**** MATERIAL FOR THIS EXERCISE
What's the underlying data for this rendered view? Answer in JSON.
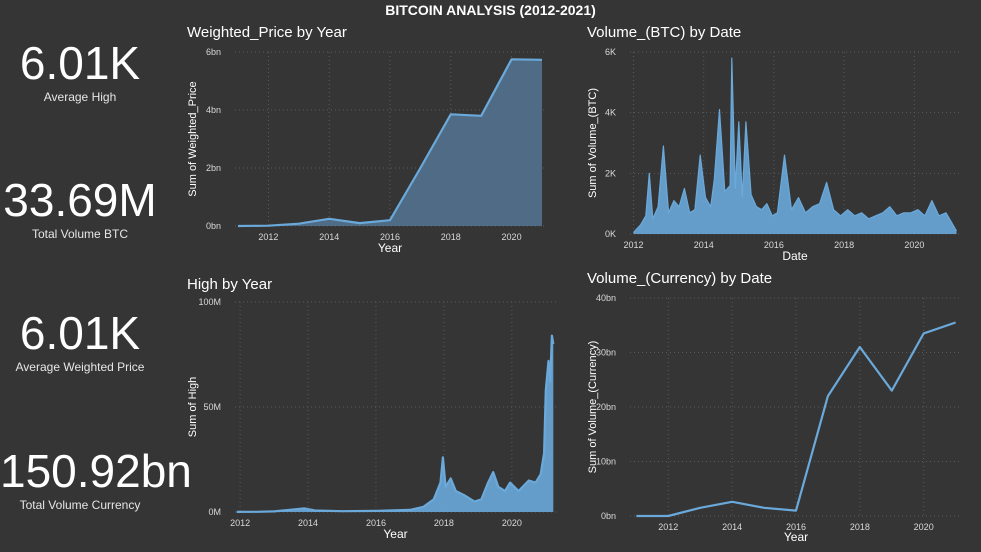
{
  "header": {
    "title": "BITCOIN ANALYSIS (2012-2021)"
  },
  "kpis": [
    {
      "value": "6.01K",
      "label": "Average High"
    },
    {
      "value": "33.69M",
      "label": "Total Volume BTC"
    },
    {
      "value": "6.01K",
      "label": "Average Weighted Price"
    },
    {
      "value": "150.92bn",
      "label": "Total Volume Currency"
    }
  ],
  "colors": {
    "background": "#353535",
    "series": "#6aa9da",
    "area_fill": "#4f6b86"
  },
  "chart_data": [
    {
      "id": "weighted_price",
      "type": "area",
      "title": "Weighted_Price by Year",
      "xlabel": "Year",
      "ylabel": "Sum of Weighted_Price",
      "x": [
        2011,
        2012,
        2013,
        2014,
        2015,
        2016,
        2017,
        2018,
        2019,
        2020,
        2021
      ],
      "values": [
        0.0,
        0.01,
        0.08,
        0.25,
        0.1,
        0.2,
        2.0,
        3.85,
        3.8,
        5.75,
        5.73
      ],
      "xlim": [
        2010.9,
        2021.1
      ],
      "ylim": [
        0,
        6
      ],
      "x_ticks": [
        2012,
        2014,
        2016,
        2018,
        2020
      ],
      "x_tick_labels": [
        "2012",
        "2014",
        "2016",
        "2018",
        "2020"
      ],
      "y_ticks": [
        0,
        2,
        4,
        6
      ],
      "y_tick_labels": [
        "0bn",
        "2bn",
        "4bn",
        "6bn"
      ],
      "grid": true
    },
    {
      "id": "volume_btc",
      "type": "area",
      "title": "Volume_(BTC) by Date",
      "xlabel": "Date",
      "ylabel": "Sum of Volume_(BTC)",
      "x": [
        2012.0,
        2012.2,
        2012.35,
        2012.45,
        2012.55,
        2012.7,
        2012.85,
        2013.0,
        2013.15,
        2013.3,
        2013.45,
        2013.6,
        2013.75,
        2013.9,
        2014.05,
        2014.2,
        2014.3,
        2014.45,
        2014.6,
        2014.75,
        2014.8,
        2014.9,
        2015.0,
        2015.1,
        2015.2,
        2015.35,
        2015.5,
        2015.65,
        2015.8,
        2015.95,
        2016.1,
        2016.3,
        2016.5,
        2016.7,
        2016.9,
        2017.1,
        2017.3,
        2017.5,
        2017.7,
        2017.9,
        2018.1,
        2018.3,
        2018.5,
        2018.7,
        2018.9,
        2019.1,
        2019.3,
        2019.5,
        2019.7,
        2019.9,
        2020.1,
        2020.3,
        2020.5,
        2020.7,
        2020.9,
        2021.0,
        2021.1,
        2021.2
      ],
      "values": [
        50,
        300,
        600,
        2000,
        500,
        900,
        2900,
        700,
        1100,
        900,
        1500,
        700,
        800,
        2600,
        1200,
        900,
        1800,
        4100,
        1400,
        1600,
        5800,
        1500,
        3700,
        1200,
        3700,
        1300,
        900,
        800,
        1000,
        600,
        700,
        2600,
        800,
        1200,
        700,
        900,
        1000,
        1700,
        800,
        600,
        800,
        600,
        700,
        500,
        600,
        700,
        900,
        600,
        700,
        700,
        800,
        600,
        1100,
        600,
        700,
        500,
        300,
        100
      ],
      "xlim": [
        2011.9,
        2021.3
      ],
      "ylim": [
        0,
        6000
      ],
      "x_ticks": [
        2012,
        2014,
        2016,
        2018,
        2020
      ],
      "x_tick_labels": [
        "2012",
        "2014",
        "2016",
        "2018",
        "2020"
      ],
      "y_ticks": [
        0,
        2000,
        4000,
        6000
      ],
      "y_tick_labels": [
        "0K",
        "2K",
        "4K",
        "6K"
      ],
      "grid": true
    },
    {
      "id": "high",
      "type": "area",
      "title": "High by Year",
      "xlabel": "Year",
      "ylabel": "Sum of High",
      "x": [
        2011.9,
        2012.5,
        2013.0,
        2013.9,
        2014.2,
        2015.0,
        2016.0,
        2017.0,
        2017.4,
        2017.7,
        2017.9,
        2017.97,
        2018.05,
        2018.2,
        2018.35,
        2018.6,
        2018.9,
        2019.1,
        2019.3,
        2019.45,
        2019.6,
        2019.8,
        2019.95,
        2020.2,
        2020.5,
        2020.7,
        2020.85,
        2020.95,
        2021.0,
        2021.08,
        2021.13,
        2021.18,
        2021.22
      ],
      "values": [
        0.05,
        0.1,
        0.3,
        1.7,
        0.7,
        0.4,
        0.5,
        1.0,
        2.5,
        6.0,
        14.0,
        26.0,
        12.0,
        16.0,
        10.0,
        8.0,
        5.0,
        6.0,
        14.0,
        19.0,
        12.0,
        10.0,
        14.0,
        10.0,
        15.0,
        14.0,
        18.0,
        28.0,
        58.0,
        72.0,
        62.0,
        84.0,
        80.0
      ],
      "xlim": [
        2011.85,
        2021.3
      ],
      "ylim": [
        0,
        100
      ],
      "x_ticks": [
        2012,
        2014,
        2016,
        2018,
        2020
      ],
      "x_tick_labels": [
        "2012",
        "2014",
        "2016",
        "2018",
        "2020"
      ],
      "y_ticks": [
        0,
        50,
        100
      ],
      "y_tick_labels": [
        "0M",
        "50M",
        "100M"
      ],
      "grid": true
    },
    {
      "id": "volume_currency",
      "type": "line",
      "title": "Volume_(Currency) by Date",
      "xlabel": "Year",
      "ylabel": "Sum of Volume_(Currency)",
      "x": [
        2011,
        2012,
        2013,
        2014,
        2015,
        2016,
        2017,
        2018,
        2019,
        2020,
        2021
      ],
      "values": [
        0.0,
        0.0,
        1.5,
        2.6,
        1.5,
        1.0,
        22.0,
        31.0,
        23.0,
        33.5,
        35.5
      ],
      "xlim": [
        2010.8,
        2021.2
      ],
      "ylim": [
        0,
        40
      ],
      "x_ticks": [
        2012,
        2014,
        2016,
        2018,
        2020
      ],
      "x_tick_labels": [
        "2012",
        "2014",
        "2016",
        "2018",
        "2020"
      ],
      "y_ticks": [
        0,
        10,
        20,
        30,
        40
      ],
      "y_tick_labels": [
        "0bn",
        "10bn",
        "20bn",
        "30bn",
        "40bn"
      ],
      "grid": true
    }
  ]
}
********
Find the string "Average" in the records, then copy each line where it occurs.

      "label": "Average High"
      "label": "Average Weighted Price"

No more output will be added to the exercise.